- [RECORDS TO PROCESS]
═══

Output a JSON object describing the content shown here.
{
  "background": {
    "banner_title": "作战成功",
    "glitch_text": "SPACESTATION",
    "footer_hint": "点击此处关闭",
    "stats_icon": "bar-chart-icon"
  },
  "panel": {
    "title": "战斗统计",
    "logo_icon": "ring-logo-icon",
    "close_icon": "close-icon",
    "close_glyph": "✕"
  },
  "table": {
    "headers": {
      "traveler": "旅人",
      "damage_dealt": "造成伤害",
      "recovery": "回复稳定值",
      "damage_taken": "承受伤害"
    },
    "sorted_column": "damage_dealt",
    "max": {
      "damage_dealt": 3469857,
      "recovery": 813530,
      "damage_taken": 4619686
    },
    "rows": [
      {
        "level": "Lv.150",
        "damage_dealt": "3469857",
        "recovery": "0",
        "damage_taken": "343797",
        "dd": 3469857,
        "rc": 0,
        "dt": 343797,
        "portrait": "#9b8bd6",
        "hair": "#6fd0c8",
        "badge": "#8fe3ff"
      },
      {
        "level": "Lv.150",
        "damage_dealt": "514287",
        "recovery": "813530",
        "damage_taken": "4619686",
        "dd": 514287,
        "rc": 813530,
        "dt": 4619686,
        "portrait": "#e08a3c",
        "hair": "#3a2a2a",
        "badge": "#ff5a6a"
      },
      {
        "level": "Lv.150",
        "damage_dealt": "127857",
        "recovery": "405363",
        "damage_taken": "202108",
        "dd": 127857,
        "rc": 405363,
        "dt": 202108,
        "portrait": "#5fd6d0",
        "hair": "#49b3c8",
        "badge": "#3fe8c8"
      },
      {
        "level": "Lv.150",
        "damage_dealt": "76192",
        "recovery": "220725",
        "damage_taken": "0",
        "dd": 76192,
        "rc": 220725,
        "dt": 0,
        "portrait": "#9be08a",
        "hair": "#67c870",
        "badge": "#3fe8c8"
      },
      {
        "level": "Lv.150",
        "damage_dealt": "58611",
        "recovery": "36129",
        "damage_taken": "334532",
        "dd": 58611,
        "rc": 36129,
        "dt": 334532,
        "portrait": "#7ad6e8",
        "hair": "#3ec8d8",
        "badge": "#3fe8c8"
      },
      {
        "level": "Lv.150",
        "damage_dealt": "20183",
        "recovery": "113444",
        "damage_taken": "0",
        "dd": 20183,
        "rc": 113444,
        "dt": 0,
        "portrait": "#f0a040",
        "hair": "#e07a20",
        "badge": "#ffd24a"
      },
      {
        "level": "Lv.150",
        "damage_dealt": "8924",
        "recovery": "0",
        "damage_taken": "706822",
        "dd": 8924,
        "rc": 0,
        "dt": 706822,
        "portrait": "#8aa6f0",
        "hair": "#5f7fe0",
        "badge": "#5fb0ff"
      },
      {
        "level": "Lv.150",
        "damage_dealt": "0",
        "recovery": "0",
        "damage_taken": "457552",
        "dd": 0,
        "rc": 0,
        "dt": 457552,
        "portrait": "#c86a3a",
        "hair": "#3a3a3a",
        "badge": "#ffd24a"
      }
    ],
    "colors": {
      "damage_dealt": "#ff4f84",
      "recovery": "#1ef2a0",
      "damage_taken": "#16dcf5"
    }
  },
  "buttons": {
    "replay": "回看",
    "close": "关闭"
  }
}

═══

- [PROBLEM DESCRIPTION] Print out every entry, keeping each one exact.

- [SOLVED EXERCISE]
Output a JSON object describing the content shown here.
{
  "background": {
    "banner_title": "作战成功",
    "glitch_text": "SPACESTATION",
    "footer_hint": "点击此处关闭",
    "stats_icon": "bar-chart-icon"
  },
  "panel": {
    "title": "战斗统计",
    "logo_icon": "ring-logo-icon",
    "close_icon": "close-icon",
    "close_glyph": "✕"
  },
  "table": {
    "headers": {
      "traveler": "旅人",
      "damage_dealt": "造成伤害",
      "recovery": "回复稳定值",
      "damage_taken": "承受伤害"
    },
    "sorted_column": "damage_dealt",
    "max": {
      "damage_dealt": 3469857,
      "recovery": 813530,
      "damage_taken": 4619686
    },
    "rows": [
      {
        "level": "Lv.150",
        "damage_dealt": "3469857",
        "recovery": "0",
        "damage_taken": "343797",
        "dd": 3469857,
        "rc": 0,
        "dt": 343797,
        "portrait": "#9b8bd6",
        "hair": "#6fd0c8",
        "badge": "#8fe3ff"
      },
      {
        "level": "Lv.150",
        "damage_dealt": "514287",
        "recovery": "813530",
        "damage_taken": "4619686",
        "dd": 514287,
        "rc": 813530,
        "dt": 4619686,
        "portrait": "#e08a3c",
        "hair": "#3a2a2a",
        "badge": "#ff5a6a"
      },
      {
        "level": "Lv.150",
        "damage_dealt": "127857",
        "recovery": "405363",
        "damage_taken": "202108",
        "dd": 127857,
        "rc": 405363,
        "dt": 202108,
        "portrait": "#5fd6d0",
        "hair": "#49b3c8",
        "badge": "#3fe8c8"
      },
      {
        "level": "Lv.150",
        "damage_dealt": "76192",
        "recovery": "220725",
        "damage_taken": "0",
        "dd": 76192,
        "rc": 220725,
        "dt": 0,
        "portrait": "#9be08a",
        "hair": "#67c870",
        "badge": "#3fe8c8"
      },
      {
        "level": "Lv.150",
        "damage_dealt": "58611",
        "recovery": "36129",
        "damage_taken": "334532",
        "dd": 58611,
        "rc": 36129,
        "dt": 334532,
        "portrait": "#7ad6e8",
        "hair": "#3ec8d8",
        "badge": "#3fe8c8"
      },
      {
        "level": "Lv.150",
        "damage_dealt": "20183",
        "recovery": "113444",
        "damage_taken": "0",
        "dd": 20183,
        "rc": 113444,
        "dt": 0,
        "portrait": "#f0a040",
        "hair": "#e07a20",
        "badge": "#ffd24a"
      },
      {
        "level": "Lv.150",
        "damage_dealt": "8924",
        "recovery": "0",
        "damage_taken": "706822",
        "dd": 8924,
        "rc": 0,
        "dt": 706822,
        "portrait": "#8aa6f0",
        "hair": "#5f7fe0",
        "badge": "#5fb0ff"
      },
      {
        "level": "Lv.150",
        "damage_dealt": "0",
        "recovery": "0",
        "damage_taken": "457552",
        "dd": 0,
        "rc": 0,
        "dt": 457552,
        "portrait": "#c86a3a",
        "hair": "#3a3a3a",
        "badge": "#ffd24a"
      }
    ],
    "colors": {
      "damage_dealt": "#ff4f84",
      "recovery": "#1ef2a0",
      "damage_taken": "#16dcf5"
    }
  },
  "buttons": {
    "replay": "回看",
    "close": "关闭"
  }
}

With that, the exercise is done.